Data shown |

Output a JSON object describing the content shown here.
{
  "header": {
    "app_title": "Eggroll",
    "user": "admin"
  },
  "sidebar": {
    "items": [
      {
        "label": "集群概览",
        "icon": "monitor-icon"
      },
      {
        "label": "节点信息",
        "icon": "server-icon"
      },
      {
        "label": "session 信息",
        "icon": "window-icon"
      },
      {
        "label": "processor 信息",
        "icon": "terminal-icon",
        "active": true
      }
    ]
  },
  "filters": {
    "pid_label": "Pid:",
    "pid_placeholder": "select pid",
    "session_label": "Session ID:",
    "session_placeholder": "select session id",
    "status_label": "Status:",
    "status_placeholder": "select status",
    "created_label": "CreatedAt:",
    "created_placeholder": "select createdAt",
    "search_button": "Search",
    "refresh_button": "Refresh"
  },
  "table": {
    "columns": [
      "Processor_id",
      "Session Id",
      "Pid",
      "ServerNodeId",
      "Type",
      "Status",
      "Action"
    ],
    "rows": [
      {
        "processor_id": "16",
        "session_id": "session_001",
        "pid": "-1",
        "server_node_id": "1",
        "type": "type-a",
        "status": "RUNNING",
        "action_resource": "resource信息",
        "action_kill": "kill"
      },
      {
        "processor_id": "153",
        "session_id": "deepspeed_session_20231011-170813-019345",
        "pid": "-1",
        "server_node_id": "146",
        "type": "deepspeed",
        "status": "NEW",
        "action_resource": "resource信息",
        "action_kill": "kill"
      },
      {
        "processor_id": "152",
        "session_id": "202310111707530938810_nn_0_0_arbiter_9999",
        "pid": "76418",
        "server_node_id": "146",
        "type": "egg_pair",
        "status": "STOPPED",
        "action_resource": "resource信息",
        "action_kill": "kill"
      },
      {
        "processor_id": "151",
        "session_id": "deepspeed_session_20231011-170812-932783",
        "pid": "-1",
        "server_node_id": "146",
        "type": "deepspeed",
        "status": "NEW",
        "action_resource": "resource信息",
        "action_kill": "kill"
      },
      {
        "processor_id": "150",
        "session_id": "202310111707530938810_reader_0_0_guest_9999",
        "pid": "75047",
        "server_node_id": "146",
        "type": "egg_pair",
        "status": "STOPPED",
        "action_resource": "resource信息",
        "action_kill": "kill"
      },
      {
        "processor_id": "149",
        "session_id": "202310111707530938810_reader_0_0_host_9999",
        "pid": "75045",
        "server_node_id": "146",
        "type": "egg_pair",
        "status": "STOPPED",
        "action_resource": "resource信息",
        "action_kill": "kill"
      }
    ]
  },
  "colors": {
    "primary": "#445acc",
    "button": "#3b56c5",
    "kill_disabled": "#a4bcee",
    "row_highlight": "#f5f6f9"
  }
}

Exercise details | Send back each record exactly as it stands.

Output of the exercise |
Output a JSON object describing the content shown here.
{
  "header": {
    "app_title": "Eggroll",
    "user": "admin"
  },
  "sidebar": {
    "items": [
      {
        "label": "集群概览",
        "icon": "monitor-icon"
      },
      {
        "label": "节点信息",
        "icon": "server-icon"
      },
      {
        "label": "session 信息",
        "icon": "window-icon"
      },
      {
        "label": "processor 信息",
        "icon": "terminal-icon",
        "active": true
      }
    ]
  },
  "filters": {
    "pid_label": "Pid:",
    "pid_placeholder": "select pid",
    "session_label": "Session ID:",
    "session_placeholder": "select session id",
    "status_label": "Status:",
    "status_placeholder": "select status",
    "created_label": "CreatedAt:",
    "created_placeholder": "select createdAt",
    "search_button": "Search",
    "refresh_button": "Refresh"
  },
  "table": {
    "columns": [
      "Processor_id",
      "Session Id",
      "Pid",
      "ServerNodeId",
      "Type",
      "Status",
      "Action"
    ],
    "rows": [
      {
        "processor_id": "16",
        "session_id": "session_001",
        "pid": "-1",
        "server_node_id": "1",
        "type": "type-a",
        "status": "RUNNING",
        "action_resource": "resource信息",
        "action_kill": "kill"
      },
      {
        "processor_id": "153",
        "session_id": "deepspeed_session_20231011-170813-019345",
        "pid": "-1",
        "server_node_id": "146",
        "type": "deepspeed",
        "status": "NEW",
        "action_resource": "resource信息",
        "action_kill": "kill"
      },
      {
        "processor_id": "152",
        "session_id": "202310111707530938810_nn_0_0_arbiter_9999",
        "pid": "76418",
        "server_node_id": "146",
        "type": "egg_pair",
        "status": "STOPPED",
        "action_resource": "resource信息",
        "action_kill": "kill"
      },
      {
        "processor_id": "151",
        "session_id": "deepspeed_session_20231011-170812-932783",
        "pid": "-1",
        "server_node_id": "146",
        "type": "deepspeed",
        "status": "NEW",
        "action_resource": "resource信息",
        "action_kill": "kill"
      },
      {
        "processor_id": "150",
        "session_id": "202310111707530938810_reader_0_0_guest_9999",
        "pid": "75047",
        "server_node_id": "146",
        "type": "egg_pair",
        "status": "STOPPED",
        "action_resource": "resource信息",
        "action_kill": "kill"
      },
      {
        "processor_id": "149",
        "session_id": "202310111707530938810_reader_0_0_host_9999",
        "pid": "75045",
        "server_node_id": "146",
        "type": "egg_pair",
        "status": "STOPPED",
        "action_resource": "resource信息",
        "action_kill": "kill"
      }
    ]
  },
  "colors": {
    "primary": "#445acc",
    "button": "#3b56c5",
    "kill_disabled": "#a4bcee",
    "row_highlight": "#f5f6f9"
  }
}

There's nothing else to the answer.